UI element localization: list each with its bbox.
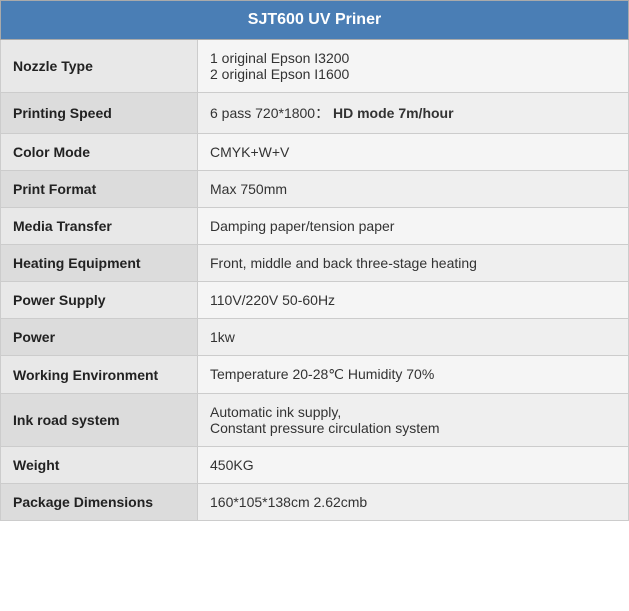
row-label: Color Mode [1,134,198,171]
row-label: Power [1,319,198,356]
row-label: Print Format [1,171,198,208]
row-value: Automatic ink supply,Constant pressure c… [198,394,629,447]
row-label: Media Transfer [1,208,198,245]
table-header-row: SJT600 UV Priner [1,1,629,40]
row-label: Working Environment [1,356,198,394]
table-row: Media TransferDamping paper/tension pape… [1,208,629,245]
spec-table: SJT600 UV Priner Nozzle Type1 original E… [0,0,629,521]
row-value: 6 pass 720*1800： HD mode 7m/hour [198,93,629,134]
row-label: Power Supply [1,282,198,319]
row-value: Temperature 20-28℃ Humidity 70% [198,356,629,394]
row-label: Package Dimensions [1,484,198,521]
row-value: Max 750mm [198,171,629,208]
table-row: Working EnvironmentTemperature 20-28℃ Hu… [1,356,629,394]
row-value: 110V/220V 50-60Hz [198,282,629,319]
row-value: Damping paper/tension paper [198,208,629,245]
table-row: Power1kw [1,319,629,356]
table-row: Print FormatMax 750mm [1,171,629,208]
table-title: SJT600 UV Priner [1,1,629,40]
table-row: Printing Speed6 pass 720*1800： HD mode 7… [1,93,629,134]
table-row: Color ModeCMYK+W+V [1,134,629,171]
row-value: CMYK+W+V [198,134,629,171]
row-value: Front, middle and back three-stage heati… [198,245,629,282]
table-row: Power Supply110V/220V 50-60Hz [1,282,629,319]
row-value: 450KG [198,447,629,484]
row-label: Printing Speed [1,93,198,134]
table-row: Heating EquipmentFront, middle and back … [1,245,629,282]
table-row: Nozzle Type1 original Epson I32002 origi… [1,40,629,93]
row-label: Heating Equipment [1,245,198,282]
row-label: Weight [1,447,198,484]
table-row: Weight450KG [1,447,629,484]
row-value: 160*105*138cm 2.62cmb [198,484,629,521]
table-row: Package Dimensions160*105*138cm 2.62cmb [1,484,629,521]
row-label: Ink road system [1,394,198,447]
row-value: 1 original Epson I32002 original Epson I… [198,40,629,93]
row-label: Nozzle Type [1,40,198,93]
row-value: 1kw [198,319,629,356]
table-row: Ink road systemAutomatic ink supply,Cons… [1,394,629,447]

◆ ◆ ◆ ◆

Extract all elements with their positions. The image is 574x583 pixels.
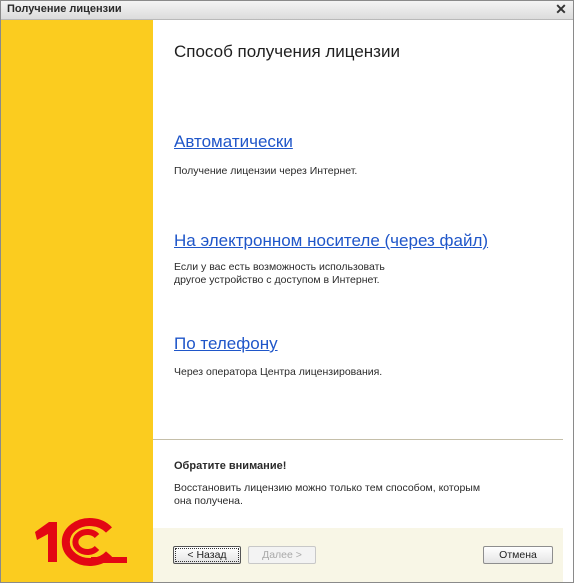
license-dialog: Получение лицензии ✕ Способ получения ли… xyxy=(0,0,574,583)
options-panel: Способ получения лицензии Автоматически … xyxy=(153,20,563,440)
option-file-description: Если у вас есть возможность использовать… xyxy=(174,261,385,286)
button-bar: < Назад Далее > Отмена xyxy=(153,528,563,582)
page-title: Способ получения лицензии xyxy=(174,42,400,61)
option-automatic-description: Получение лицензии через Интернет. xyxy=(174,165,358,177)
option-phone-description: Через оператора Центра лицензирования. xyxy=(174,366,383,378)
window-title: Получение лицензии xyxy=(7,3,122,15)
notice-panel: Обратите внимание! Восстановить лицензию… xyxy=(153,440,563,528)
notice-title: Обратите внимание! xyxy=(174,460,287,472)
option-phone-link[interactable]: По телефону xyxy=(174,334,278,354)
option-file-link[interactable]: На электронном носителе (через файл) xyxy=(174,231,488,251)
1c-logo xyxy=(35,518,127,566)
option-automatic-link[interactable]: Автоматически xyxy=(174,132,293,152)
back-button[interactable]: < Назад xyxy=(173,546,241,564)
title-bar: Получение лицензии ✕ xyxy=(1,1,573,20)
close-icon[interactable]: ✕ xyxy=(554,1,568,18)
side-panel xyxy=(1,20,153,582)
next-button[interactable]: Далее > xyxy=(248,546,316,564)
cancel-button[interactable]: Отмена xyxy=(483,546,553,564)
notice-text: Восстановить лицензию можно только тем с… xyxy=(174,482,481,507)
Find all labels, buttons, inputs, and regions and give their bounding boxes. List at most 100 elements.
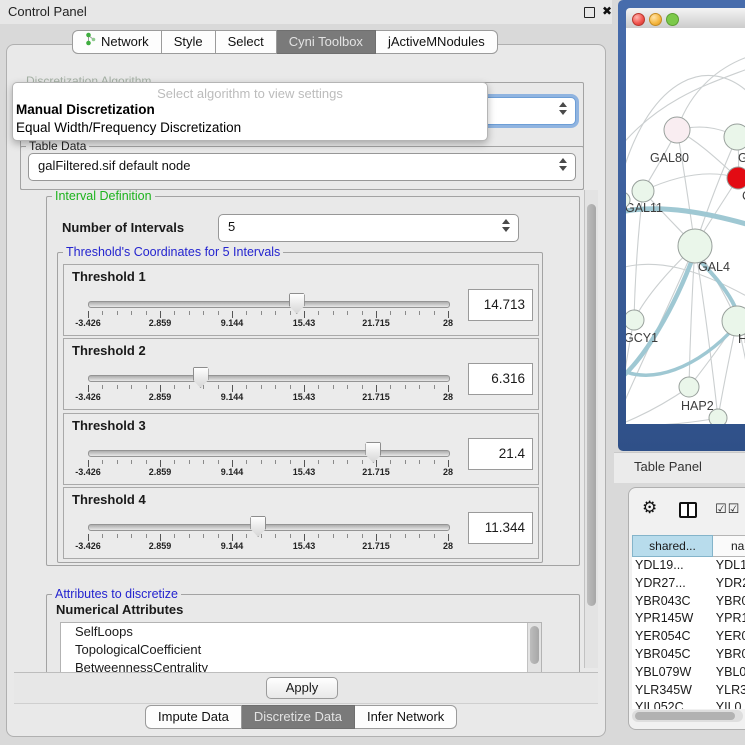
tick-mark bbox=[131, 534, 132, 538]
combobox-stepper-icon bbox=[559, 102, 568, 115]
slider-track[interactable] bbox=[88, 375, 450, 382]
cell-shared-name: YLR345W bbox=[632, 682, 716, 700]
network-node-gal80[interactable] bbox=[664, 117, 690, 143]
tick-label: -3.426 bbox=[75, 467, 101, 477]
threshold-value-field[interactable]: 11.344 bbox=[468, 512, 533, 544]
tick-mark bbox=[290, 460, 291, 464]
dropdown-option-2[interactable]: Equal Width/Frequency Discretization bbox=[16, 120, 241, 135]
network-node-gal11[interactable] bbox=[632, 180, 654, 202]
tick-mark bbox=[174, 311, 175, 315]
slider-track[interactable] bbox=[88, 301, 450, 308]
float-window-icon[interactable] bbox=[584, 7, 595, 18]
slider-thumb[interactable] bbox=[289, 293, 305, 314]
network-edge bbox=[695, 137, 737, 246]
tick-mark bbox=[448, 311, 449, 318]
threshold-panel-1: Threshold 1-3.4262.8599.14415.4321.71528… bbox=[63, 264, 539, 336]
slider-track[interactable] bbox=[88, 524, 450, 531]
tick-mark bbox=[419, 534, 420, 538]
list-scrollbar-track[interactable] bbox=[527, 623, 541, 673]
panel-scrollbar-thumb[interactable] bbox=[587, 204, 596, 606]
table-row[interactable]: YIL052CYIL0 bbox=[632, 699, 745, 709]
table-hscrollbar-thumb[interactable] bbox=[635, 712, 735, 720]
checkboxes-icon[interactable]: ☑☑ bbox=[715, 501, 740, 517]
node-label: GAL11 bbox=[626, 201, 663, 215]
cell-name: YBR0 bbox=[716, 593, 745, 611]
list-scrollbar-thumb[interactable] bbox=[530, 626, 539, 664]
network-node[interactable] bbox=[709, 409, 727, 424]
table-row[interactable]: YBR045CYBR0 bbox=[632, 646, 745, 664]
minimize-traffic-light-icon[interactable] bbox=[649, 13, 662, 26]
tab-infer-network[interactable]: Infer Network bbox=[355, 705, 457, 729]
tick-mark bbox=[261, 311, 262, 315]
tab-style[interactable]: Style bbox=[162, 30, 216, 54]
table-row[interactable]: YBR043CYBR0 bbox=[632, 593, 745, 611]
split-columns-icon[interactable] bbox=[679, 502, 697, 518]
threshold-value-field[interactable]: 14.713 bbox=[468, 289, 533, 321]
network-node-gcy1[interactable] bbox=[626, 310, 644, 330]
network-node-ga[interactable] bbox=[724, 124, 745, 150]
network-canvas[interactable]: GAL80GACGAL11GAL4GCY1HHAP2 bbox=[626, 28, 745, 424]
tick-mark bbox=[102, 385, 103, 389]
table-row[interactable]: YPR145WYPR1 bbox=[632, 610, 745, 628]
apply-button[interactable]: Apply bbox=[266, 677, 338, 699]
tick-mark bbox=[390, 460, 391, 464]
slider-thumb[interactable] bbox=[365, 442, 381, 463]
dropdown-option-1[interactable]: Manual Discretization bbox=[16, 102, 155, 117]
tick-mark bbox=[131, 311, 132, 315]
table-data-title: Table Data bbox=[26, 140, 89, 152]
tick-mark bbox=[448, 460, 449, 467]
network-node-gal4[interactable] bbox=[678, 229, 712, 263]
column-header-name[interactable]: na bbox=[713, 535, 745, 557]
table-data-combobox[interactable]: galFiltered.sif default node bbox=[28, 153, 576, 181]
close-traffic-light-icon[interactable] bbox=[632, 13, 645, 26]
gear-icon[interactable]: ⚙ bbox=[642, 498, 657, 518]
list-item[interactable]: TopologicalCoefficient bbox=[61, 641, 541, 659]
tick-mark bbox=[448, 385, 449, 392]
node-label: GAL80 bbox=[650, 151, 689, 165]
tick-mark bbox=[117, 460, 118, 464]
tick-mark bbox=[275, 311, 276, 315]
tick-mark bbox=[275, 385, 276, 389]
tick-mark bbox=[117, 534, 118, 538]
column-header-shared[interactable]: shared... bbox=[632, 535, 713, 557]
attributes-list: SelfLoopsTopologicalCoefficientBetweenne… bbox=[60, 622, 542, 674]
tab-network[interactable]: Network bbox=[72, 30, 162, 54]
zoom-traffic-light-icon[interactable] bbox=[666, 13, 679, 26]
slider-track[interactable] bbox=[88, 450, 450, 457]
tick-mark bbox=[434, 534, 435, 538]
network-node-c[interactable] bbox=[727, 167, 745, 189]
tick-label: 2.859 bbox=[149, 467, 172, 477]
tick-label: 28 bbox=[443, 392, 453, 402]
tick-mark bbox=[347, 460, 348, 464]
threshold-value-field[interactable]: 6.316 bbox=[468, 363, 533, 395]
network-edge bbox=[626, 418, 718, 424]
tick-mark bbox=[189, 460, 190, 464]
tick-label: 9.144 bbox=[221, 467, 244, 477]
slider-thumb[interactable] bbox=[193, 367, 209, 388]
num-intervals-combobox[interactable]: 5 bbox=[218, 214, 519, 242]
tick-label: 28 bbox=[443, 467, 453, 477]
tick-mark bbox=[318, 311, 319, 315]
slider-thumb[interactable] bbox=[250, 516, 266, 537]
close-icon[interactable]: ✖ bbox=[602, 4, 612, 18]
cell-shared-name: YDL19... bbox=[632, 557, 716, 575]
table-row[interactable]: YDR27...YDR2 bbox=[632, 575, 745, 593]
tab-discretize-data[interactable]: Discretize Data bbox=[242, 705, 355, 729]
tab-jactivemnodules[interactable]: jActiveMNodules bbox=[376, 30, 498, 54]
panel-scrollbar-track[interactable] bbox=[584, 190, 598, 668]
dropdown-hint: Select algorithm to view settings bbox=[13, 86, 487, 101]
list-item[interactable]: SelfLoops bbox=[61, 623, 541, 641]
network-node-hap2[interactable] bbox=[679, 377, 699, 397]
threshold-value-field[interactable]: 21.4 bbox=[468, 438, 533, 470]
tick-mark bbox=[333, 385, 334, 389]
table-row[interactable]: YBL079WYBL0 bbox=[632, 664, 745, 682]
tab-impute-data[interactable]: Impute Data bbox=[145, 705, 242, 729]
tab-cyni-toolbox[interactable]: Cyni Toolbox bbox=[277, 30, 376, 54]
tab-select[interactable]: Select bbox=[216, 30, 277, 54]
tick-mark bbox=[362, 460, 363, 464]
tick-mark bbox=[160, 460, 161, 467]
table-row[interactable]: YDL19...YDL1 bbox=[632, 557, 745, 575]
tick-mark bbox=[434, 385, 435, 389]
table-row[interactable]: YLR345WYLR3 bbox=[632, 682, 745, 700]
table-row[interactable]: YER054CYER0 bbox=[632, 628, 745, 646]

◆ ◆ ◆ ◆

Can you copy out, character for character, the stretch of the material that opens with the line containing "row-label: Color Mode [1,134,198,171]" and closes with the line containing "table-row: Media TransferDamping", including both of those lines?

row-label: Color Mode [1,134,198,171]
row-label: Power [1,319,198,356]
row-label: Print Format [1,171,198,208]
row-value: Automatic ink supply,Constant pressure c… [198,394,629,447]
row-label: Media Transfer [1,208,198,245]
table-header-row: SJT600 UV Priner [1,1,629,40]
row-label: Working Environment [1,356,198,394]
table-row: Media TransferDamping paper/tension pape… [1,208,629,245]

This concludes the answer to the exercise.